WHAT THIS EXERCISE ASKS
1. In the unsupervised learning excerpt, in what decade was unsupervised learning invented?
2. List every current use of unsupervised learning that the unsupervised learning excerpt gives under "Nowadays used:".
3. Go on with the unsupervised learning excerpt, starting after its last sentence.

DOCUMENT EXCERPT Block Start

If you want to get deeper into this, check these series: Machine Learning for Humans. I really love and recommend it!



Unsupervised was invented a bit later, in the '90s. It is used less often, but sometimes we simply have no choice.

Labeled data is luxury. But what if I want to create, let's say, a bus classifier? Should I manually take photos of million fucking buses on the streets and label each of them? No way, that will take a lifetime, and I still have so many games not played on my Steam account.

There's a little hope for capitalism in this case. Thanks to social stratification, we have millions of cheap workers and services like Mechanical Turk who are ready to complete your task for $0.05. And that's how things usually get done here.

Or you can try to use unsupervised learning. But I can't remember any good practical application for it, though. It's usually useful for exploratory data analysis but not as the main algorithm. Specially trained meatbag with Oxford degree feeds the machine with a ton of garbage and watches it. Are there any clusters? No. Any visible relations? No. Well, continue then. You wanted to work in data science, right?



"Divides objects based on unknown features. Machine chooses the best way"

Nowadays used:

  • For market segmentation (types of customers, loyalty)
  • To merge close points on a map
  • For image compression
  • To analyze and label new data
  • To detect abnormal behavior

Popular algorithms: K-means_clustering, Mean-Shift, DBSCAN



Clustering is a classification with no predefined classes. It’s like dividing socks by color when you don't remember all the colors you have. Clustering algorithm trying to find similar (by some features) objects and merge them in a cluster. Those who have lots of similar features are joined in one class. With some algorithms, you even can specify the exact number of clusters you want.

An excellent example of clustering — markers on web maps. When you're looking for all vegan restaurants around, the clustering engine groups them to blobs with a number. Otherwise, your browser would freeze, trying to draw all three million vegan restaurants in that hipster downtown.

Apple Photos and Google Photos use more complex clustering. They're looking for faces in photos to create albums of your friends. The app doesn't know how many friends you have and how they look, but it's trying to find the common facial features. Typical clustering.

DOCUMENT EXCERPT Block End
EXTRACTED INFORMATION Block Start

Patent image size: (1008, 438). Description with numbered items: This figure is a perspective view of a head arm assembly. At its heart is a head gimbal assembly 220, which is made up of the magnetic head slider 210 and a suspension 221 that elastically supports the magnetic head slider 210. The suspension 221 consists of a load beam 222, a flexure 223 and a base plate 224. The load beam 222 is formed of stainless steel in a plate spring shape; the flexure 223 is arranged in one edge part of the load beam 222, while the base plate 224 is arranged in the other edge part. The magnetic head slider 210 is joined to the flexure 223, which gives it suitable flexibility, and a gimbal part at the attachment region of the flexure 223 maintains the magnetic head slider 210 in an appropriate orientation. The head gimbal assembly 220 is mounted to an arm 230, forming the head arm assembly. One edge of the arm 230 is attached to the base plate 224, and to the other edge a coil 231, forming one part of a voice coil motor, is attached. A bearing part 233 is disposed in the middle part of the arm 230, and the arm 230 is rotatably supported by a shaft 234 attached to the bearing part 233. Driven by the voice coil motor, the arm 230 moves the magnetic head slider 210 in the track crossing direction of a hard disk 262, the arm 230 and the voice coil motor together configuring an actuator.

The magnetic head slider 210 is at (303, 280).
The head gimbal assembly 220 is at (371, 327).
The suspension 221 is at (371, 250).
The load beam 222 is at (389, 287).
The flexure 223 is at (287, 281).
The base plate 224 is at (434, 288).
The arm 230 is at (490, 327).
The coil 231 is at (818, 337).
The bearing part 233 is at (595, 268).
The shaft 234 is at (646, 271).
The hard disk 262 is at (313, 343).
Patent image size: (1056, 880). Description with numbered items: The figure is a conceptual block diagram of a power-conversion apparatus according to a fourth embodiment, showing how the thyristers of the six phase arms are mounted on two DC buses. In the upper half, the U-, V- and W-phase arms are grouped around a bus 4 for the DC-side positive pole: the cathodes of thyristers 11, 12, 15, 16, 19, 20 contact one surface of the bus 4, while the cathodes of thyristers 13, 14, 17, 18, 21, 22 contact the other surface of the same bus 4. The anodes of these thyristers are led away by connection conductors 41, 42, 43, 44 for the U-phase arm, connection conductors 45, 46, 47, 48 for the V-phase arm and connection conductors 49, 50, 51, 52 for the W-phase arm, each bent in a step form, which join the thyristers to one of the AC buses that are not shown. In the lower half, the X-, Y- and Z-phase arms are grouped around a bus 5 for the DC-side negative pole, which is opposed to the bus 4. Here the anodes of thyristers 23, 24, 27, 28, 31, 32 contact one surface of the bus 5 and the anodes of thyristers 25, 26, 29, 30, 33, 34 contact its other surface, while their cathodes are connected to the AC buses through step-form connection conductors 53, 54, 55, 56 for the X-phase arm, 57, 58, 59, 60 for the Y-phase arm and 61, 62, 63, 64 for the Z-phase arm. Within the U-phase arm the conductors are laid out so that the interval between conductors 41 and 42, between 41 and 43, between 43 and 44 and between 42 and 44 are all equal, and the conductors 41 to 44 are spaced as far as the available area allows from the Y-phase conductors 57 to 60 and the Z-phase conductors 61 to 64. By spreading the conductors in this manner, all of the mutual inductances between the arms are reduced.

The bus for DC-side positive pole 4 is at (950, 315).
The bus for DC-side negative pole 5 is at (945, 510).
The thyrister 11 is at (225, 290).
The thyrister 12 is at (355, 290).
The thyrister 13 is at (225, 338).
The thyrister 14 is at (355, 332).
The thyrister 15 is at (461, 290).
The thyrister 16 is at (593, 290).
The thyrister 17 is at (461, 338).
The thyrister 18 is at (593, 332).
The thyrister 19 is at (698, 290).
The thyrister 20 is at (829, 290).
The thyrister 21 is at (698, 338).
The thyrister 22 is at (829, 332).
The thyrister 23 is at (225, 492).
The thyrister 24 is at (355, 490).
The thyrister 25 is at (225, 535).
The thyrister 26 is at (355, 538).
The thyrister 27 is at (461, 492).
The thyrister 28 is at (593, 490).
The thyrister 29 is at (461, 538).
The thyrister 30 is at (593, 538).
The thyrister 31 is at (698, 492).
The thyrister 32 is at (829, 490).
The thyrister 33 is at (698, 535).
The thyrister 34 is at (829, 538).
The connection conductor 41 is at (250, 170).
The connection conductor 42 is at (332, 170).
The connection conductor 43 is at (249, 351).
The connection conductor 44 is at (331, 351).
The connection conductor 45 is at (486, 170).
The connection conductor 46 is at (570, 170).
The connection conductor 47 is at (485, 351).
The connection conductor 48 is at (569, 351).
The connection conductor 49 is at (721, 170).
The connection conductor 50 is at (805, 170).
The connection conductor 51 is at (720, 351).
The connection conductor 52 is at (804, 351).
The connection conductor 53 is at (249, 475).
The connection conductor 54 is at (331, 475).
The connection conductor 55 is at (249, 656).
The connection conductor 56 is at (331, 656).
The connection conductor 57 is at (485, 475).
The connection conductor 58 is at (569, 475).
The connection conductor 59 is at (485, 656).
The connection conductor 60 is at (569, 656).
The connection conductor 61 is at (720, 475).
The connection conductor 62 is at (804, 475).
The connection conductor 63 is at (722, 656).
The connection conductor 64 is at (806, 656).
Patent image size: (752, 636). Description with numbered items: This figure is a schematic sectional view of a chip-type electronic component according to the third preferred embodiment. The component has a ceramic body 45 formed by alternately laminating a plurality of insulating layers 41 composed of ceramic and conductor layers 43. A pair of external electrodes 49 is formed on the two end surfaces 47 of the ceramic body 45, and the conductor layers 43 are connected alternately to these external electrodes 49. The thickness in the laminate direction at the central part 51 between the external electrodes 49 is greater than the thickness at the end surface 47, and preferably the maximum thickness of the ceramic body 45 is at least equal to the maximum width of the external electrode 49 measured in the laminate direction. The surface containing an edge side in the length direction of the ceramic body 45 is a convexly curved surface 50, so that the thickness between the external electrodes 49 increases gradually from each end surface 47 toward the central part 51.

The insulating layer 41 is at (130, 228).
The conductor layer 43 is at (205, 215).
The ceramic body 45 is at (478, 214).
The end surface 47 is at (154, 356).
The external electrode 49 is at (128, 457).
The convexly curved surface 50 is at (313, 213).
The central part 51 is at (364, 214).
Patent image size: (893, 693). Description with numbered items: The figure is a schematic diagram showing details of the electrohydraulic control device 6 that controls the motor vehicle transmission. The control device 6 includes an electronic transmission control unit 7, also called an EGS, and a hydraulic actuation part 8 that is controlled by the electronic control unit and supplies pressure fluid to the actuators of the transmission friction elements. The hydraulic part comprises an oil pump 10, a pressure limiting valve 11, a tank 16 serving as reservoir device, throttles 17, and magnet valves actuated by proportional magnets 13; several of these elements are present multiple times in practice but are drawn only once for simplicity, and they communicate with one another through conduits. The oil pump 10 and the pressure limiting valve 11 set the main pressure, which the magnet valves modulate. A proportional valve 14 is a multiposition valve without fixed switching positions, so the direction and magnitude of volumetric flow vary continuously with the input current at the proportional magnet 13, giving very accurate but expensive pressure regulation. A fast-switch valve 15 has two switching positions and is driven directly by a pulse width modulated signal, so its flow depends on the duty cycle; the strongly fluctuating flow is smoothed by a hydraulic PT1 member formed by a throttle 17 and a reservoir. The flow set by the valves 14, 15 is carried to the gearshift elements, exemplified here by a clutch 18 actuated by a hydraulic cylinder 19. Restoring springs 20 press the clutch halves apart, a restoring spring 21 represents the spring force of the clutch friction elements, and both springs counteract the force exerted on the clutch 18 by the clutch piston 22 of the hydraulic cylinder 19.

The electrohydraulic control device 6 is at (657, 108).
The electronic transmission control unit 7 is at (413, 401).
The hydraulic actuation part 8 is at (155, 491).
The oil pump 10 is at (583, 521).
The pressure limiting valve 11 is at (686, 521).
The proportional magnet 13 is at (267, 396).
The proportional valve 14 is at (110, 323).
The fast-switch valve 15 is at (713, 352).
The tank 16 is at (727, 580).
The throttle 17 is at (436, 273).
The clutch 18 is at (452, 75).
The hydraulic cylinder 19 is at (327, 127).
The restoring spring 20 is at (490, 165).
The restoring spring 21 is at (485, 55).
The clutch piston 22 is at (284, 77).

EXTRACTED INFORMATION Block End

ANSWERS BELOW
1. The '90s.

2.
- For market segmentation (types of customers, loyalty)
- To merge close points on a map
- For image compression
- To analyze and label new data
- To detect abnormal behavior

3.
Another popular issue is image compression. When saving the image to PNG you can set the palette, let's say, to 32 colors. It means clustering will find all the "reddish" pixels, calculate the "average red" and set it for all the red pixels. Fewer colors — lower file size — profit!

However, you may have problems with colors like Cyan◼︎-like colors. Is it green or blue? Here comes the K-Means algorithm.

It randomly sets 32 color dots in the palette. Now, those are centroids. The remaining points are marked as assigned to the nearest centroid. Thus, we get kind of galaxies around these 32 colors. Then we're moving the centroid to the center of its galaxy and repeat that until centroids stop moving.

All done. Clusters defined, stable, and there are exactly 32 of them. Here is a more real-world explanation:

Searching for the centroids is convenient. Though, in real life clusters not always circles. Let's imagine you're a geologist. And you need to find some similar minerals on the map. In that case, the clusters can be weirdly shaped and even nested. Also, you don't even know how many of them to expect. 10? 100?

K-means does not fit here, but DBSCAN can be helpful. Let's say, our dots are people at the town square. Find any three people standing close to each other and ask them to hold hands. Then, tell them to start grabbing hands of those neighbors they can reach. And so on, and so on until no one else can take anyone's hand. That's our first cluster. Repeat the process until everyone is clustered. Done.

A nice bonus: a person who has no one to hold hands with — is an anomaly.

It all looks cool in motion:

Interested in clustering? Check out this piece The 5 Clustering Algorithms Data Scientists Need to Know

Just like classification, clustering could be used to detect anomalies. User behaves abnormally after signing up? Let the machine ban him temporarily and create a ticket for the support to check it. Maybe it's a bot. We don't even need to know what "normal behavior" is, we just upload all user actions to our model and let the machine decide if it's a "typical" user or not.

This approach doesn't work that well compared to the classification one, but it never hurts to try.



"Assembles specific features into more high-level ones"

Nowadays is used for:

  • Recommender systems (★)
  • Beautiful visualizations
  • Topic modeling and similar document search
  • Fake image analysis
  • Risk management

Popular algorithms: Principal Component Analysis (PCA), Singular Value Decomposition (SVD), Latent Dirichlet allocation (LDA), Latent Semantic Analysis (LSA, pLSA, GLSA), t-SNE (for visualization)



Previously these methods were used by hardcore data scientists, who had to find "something interesting" in huge piles of numbers. When Excel charts didn't help, they forced machines to do the pattern-finding. That's how they got Dimension Reduction or Feature Learning methods.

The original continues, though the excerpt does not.